Task details >> Extract each line of the data below exactly as written.

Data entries
begin
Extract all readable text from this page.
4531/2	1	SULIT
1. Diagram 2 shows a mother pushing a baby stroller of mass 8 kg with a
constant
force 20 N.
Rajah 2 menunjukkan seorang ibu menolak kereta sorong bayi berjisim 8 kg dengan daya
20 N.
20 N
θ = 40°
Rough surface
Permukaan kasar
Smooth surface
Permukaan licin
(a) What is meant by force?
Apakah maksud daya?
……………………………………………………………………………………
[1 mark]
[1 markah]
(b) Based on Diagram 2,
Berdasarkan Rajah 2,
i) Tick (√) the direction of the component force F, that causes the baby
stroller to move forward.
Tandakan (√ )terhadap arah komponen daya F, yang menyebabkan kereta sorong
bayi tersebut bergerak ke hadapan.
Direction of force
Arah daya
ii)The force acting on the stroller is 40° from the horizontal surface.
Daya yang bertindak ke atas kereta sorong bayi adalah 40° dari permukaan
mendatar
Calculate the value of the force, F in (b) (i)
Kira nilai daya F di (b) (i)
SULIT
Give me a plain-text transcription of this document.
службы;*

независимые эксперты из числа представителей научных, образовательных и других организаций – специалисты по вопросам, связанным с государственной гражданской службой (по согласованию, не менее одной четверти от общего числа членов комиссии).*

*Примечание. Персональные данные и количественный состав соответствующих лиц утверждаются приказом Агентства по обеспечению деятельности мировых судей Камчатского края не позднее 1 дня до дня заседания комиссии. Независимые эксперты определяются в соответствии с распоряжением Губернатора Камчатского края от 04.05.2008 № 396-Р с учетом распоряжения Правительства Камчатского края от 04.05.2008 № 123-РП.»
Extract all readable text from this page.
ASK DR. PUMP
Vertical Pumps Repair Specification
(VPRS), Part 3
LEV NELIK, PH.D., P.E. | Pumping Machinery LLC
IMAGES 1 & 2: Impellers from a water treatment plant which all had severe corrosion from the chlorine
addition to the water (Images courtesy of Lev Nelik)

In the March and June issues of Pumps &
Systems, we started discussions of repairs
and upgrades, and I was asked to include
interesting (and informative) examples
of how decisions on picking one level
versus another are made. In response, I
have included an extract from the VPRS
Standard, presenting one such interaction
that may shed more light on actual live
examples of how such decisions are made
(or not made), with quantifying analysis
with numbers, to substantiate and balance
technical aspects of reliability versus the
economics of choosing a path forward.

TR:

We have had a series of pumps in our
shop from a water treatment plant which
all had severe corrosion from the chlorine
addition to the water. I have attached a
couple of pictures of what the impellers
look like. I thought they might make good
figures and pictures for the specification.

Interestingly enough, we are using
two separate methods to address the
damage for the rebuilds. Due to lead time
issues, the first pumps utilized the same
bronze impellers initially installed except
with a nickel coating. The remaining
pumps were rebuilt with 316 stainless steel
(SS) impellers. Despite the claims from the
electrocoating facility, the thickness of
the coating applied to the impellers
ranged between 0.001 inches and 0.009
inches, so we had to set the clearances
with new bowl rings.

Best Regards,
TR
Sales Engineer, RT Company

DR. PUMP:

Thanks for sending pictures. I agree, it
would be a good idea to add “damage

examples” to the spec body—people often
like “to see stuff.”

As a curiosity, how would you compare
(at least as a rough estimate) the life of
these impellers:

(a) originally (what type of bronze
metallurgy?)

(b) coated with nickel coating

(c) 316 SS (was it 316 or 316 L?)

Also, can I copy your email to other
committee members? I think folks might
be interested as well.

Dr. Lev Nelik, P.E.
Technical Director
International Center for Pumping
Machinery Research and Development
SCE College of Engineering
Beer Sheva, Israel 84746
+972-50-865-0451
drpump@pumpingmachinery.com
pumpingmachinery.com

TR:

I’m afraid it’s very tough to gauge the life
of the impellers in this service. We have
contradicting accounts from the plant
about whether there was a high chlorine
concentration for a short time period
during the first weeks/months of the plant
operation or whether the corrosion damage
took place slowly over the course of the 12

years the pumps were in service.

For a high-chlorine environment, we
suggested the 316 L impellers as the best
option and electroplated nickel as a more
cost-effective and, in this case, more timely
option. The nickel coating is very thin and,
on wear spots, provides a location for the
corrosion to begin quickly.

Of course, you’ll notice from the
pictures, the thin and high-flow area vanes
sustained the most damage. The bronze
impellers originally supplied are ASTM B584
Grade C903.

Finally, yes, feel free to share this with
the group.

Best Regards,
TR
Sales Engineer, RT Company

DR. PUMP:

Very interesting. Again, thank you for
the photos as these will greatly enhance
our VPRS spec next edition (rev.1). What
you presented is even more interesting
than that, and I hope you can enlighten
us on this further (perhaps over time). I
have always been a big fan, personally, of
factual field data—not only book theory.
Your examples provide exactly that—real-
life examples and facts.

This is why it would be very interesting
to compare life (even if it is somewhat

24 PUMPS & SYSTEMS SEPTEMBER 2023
end
Problem solution >>
Extract all readable text from this page.
4531/2	1	SULIT
1. Diagram 2 shows a mother pushing a baby stroller of mass 8 kg with a
constant
force 20 N.
Rajah 2 menunjukkan seorang ibu menolak kereta sorong bayi berjisim 8 kg dengan daya
20 N.
20 N
θ = 40°
Rough surface
Permukaan kasar
Smooth surface
Permukaan licin
(a) What is meant by force?
Apakah maksud daya?
……………………………………………………………………………………
[1 mark]
[1 markah]
(b) Based on Diagram 2,
Berdasarkan Rajah 2,
i) Tick (√) the direction of the component force F, that causes the baby
stroller to move forward.
Tandakan (√ )terhadap arah komponen daya F, yang menyebabkan kereta sorong
bayi tersebut bergerak ke hadapan.
Direction of force
Arah daya
ii)The force acting on the stroller is 40° from the horizontal surface.
Daya yang bertindak ke atas kereta sorong bayi adalah 40° dari permukaan
mendatar
Calculate the value of the force, F in (b) (i)
Kira nilai daya F di (b) (i)
SULIT
Give me a plain-text transcription of this document.
службы;*

независимые эксперты из числа представителей научных, образовательных и других организаций – специалисты по вопросам, связанным с государственной гражданской службой (по согласованию, не менее одной четверти от общего числа членов комиссии).*

*Примечание. Персональные данные и количественный состав соответствующих лиц утверждаются приказом Агентства по обеспечению деятельности мировых судей Камчатского края не позднее 1 дня до дня заседания комиссии. Независимые эксперты определяются в соответствии с распоряжением Губернатора Камчатского края от 04.05.2008 № 396-Р с учетом распоряжения Правительства Камчатского края от 04.05.2008 № 123-РП.»
Extract all readable text from this page.
ASK DR. PUMP
Vertical Pumps Repair Specification
(VPRS), Part 3
LEV NELIK, PH.D., P.E. | Pumping Machinery LLC
IMAGES 1 & 2: Impellers from a water treatment plant which all had severe corrosion from the chlorine
addition to the water (Images courtesy of Lev Nelik)

In the March and June issues of Pumps &
Systems, we started discussions of repairs
and upgrades, and I was asked to include
interesting (and informative) examples
of how decisions on picking one level
versus another are made. In response, I
have included an extract from the VPRS
Standard, presenting one such interaction
that may shed more light on actual live
examples of how such decisions are made
(or not made), with quantifying analysis
with numbers, to substantiate and balance
technical aspects of reliability versus the
economics of choosing a path forward.

TR:

We have had a series of pumps in our
shop from a water treatment plant which
all had severe corrosion from the chlorine
addition to the water. I have attached a
couple of pictures of what the impellers
look like. I thought they might make good
figures and pictures for the specification.

Interestingly enough, we are using
two separate methods to address the
damage for the rebuilds. Due to lead time
issues, the first pumps utilized the same
bronze impellers initially installed except
with a nickel coating. The remaining
pumps were rebuilt with 316 stainless steel
(SS) impellers. Despite the claims from the
electrocoating facility, the thickness of
the coating applied to the impellers
ranged between 0.001 inches and 0.009
inches, so we had to set the clearances
with new bowl rings.

Best Regards,
TR
Sales Engineer, RT Company

DR. PUMP:

Thanks for sending pictures. I agree, it
would be a good idea to add “damage

examples” to the spec body—people often
like “to see stuff.”

As a curiosity, how would you compare
(at least as a rough estimate) the life of
these impellers:

(a) originally (what type of bronze
metallurgy?)

(b) coated with nickel coating

(c) 316 SS (was it 316 or 316 L?)

Also, can I copy your email to other
committee members? I think folks might
be interested as well.

Dr. Lev Nelik, P.E.
Technical Director
International Center for Pumping
Machinery Research and Development
SCE College of Engineering
Beer Sheva, Israel 84746
+972-50-865-0451
drpump@pumpingmachinery.com
pumpingmachinery.com

TR:

I’m afraid it’s very tough to gauge the life
of the impellers in this service. We have
contradicting accounts from the plant
about whether there was a high chlorine
concentration for a short time period
during the first weeks/months of the plant
operation or whether the corrosion damage
took place slowly over the course of the 12

years the pumps were in service.

For a high-chlorine environment, we
suggested the 316 L impellers as the best
option and electroplated nickel as a more
cost-effective and, in this case, more timely
option. The nickel coating is very thin and,
on wear spots, provides a location for the
corrosion to begin quickly.

Of course, you’ll notice from the
pictures, the thin and high-flow area vanes
sustained the most damage. The bronze
impellers originally supplied are ASTM B584
Grade C903.

Finally, yes, feel free to share this with
the group.

Best Regards,
TR
Sales Engineer, RT Company

DR. PUMP:

Very interesting. Again, thank you for
the photos as these will greatly enhance
our VPRS spec next edition (rev.1). What
you presented is even more interesting
than that, and I hope you can enlighten
us on this further (perhaps over time). I
have always been a big fan, personally, of
factual field data—not only book theory.
Your examples provide exactly that—real-
life examples and facts.

This is why it would be very interesting
to compare life (even if it is somewhat

24 PUMPS & SYSTEMS SEPTEMBER 2023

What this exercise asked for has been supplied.